Problem to work on: Images appear in the records below; leave them out and repeat everything else exactly.

Provided data:
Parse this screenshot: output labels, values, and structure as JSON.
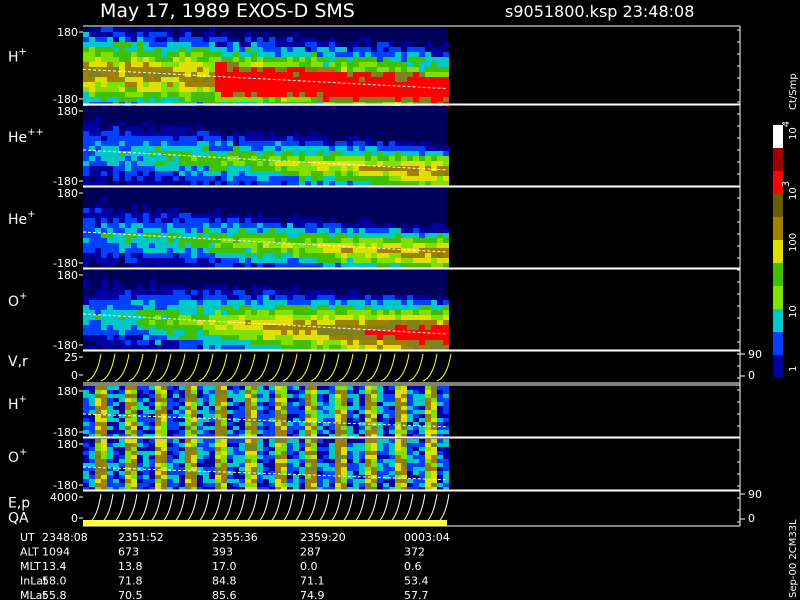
{
  "header": {
    "title": "May 17, 1989   EXOS-D SMS",
    "file": "s9051800.ksp  23:48:08"
  },
  "panels": [
    {
      "label": {
        "base": "H",
        "sup": "+"
      },
      "ticks": [
        "180",
        "-180"
      ]
    },
    {
      "label": {
        "base": "He",
        "sup": "++"
      },
      "ticks": [
        "180",
        "-180"
      ]
    },
    {
      "label": {
        "base": "He",
        "sup": "+"
      },
      "ticks": [
        "180",
        "-180"
      ]
    },
    {
      "label": {
        "base": "O",
        "sup": "+"
      },
      "ticks": [
        "180",
        "-180"
      ]
    },
    {
      "label": {
        "base": "V,r",
        "sup": ""
      },
      "ticks": [
        "25",
        "0"
      ],
      "right_ticks": [
        "90",
        "0"
      ]
    },
    {
      "label": {
        "base": "H",
        "sup": "+"
      },
      "ticks": [
        "180",
        "-180"
      ]
    },
    {
      "label": {
        "base": "O",
        "sup": "+"
      },
      "ticks": [
        "180",
        "-180"
      ]
    },
    {
      "label": {
        "base": "E,p",
        "sup": ""
      },
      "label2": "QA",
      "ticks": [
        "4000",
        "0"
      ],
      "right_ticks": [
        "90",
        "0"
      ]
    }
  ],
  "colorbar": {
    "title": "Ct/Smp",
    "ticks": [
      {
        "base": "10",
        "sup": "4"
      },
      {
        "base": "10",
        "sup": "3"
      },
      {
        "base": "100",
        "sup": ""
      },
      {
        "base": "10",
        "sup": ""
      },
      {
        "base": "1",
        "sup": ""
      }
    ]
  },
  "ephemeris": {
    "rows": [
      [
        "UT",
        "2348:08",
        "2351:52",
        "2355:36",
        "2359:20",
        "0003:04"
      ],
      [
        "ALT",
        "1094",
        "673",
        "393",
        "287",
        "372"
      ],
      [
        "MLT",
        "13.4",
        "13.8",
        "17.0",
        "0.0",
        "0.6"
      ],
      [
        "InLat",
        "58.0",
        "71.8",
        "84.8",
        "71.1",
        "53.4"
      ],
      [
        "MLat",
        "55.8",
        "70.5",
        "85.6",
        "74.9",
        "57.7"
      ]
    ]
  },
  "footer": "Sep-00 2CM33L"
}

The completed task:
Parse this screenshot: output labels, values, and structure as JSON.
{
  "header": {
    "title": "May 17, 1989   EXOS-D SMS",
    "file": "s9051800.ksp  23:48:08"
  },
  "panels": [
    {
      "label": {
        "base": "H",
        "sup": "+"
      },
      "ticks": [
        "180",
        "-180"
      ]
    },
    {
      "label": {
        "base": "He",
        "sup": "++"
      },
      "ticks": [
        "180",
        "-180"
      ]
    },
    {
      "label": {
        "base": "He",
        "sup": "+"
      },
      "ticks": [
        "180",
        "-180"
      ]
    },
    {
      "label": {
        "base": "O",
        "sup": "+"
      },
      "ticks": [
        "180",
        "-180"
      ]
    },
    {
      "label": {
        "base": "V,r",
        "sup": ""
      },
      "ticks": [
        "25",
        "0"
      ],
      "right_ticks": [
        "90",
        "0"
      ]
    },
    {
      "label": {
        "base": "H",
        "sup": "+"
      },
      "ticks": [
        "180",
        "-180"
      ]
    },
    {
      "label": {
        "base": "O",
        "sup": "+"
      },
      "ticks": [
        "180",
        "-180"
      ]
    },
    {
      "label": {
        "base": "E,p",
        "sup": ""
      },
      "label2": "QA",
      "ticks": [
        "4000",
        "0"
      ],
      "right_ticks": [
        "90",
        "0"
      ]
    }
  ],
  "colorbar": {
    "title": "Ct/Smp",
    "ticks": [
      {
        "base": "10",
        "sup": "4"
      },
      {
        "base": "10",
        "sup": "3"
      },
      {
        "base": "100",
        "sup": ""
      },
      {
        "base": "10",
        "sup": ""
      },
      {
        "base": "1",
        "sup": ""
      }
    ]
  },
  "ephemeris": {
    "rows": [
      [
        "UT",
        "2348:08",
        "2351:52",
        "2355:36",
        "2359:20",
        "0003:04"
      ],
      [
        "ALT",
        "1094",
        "673",
        "393",
        "287",
        "372"
      ],
      [
        "MLT",
        "13.4",
        "13.8",
        "17.0",
        "0.0",
        "0.6"
      ],
      [
        "InLat",
        "58.0",
        "71.8",
        "84.8",
        "71.1",
        "53.4"
      ],
      [
        "MLat",
        "55.8",
        "70.5",
        "85.6",
        "74.9",
        "57.7"
      ]
    ]
  },
  "footer": "Sep-00 2CM33L"
}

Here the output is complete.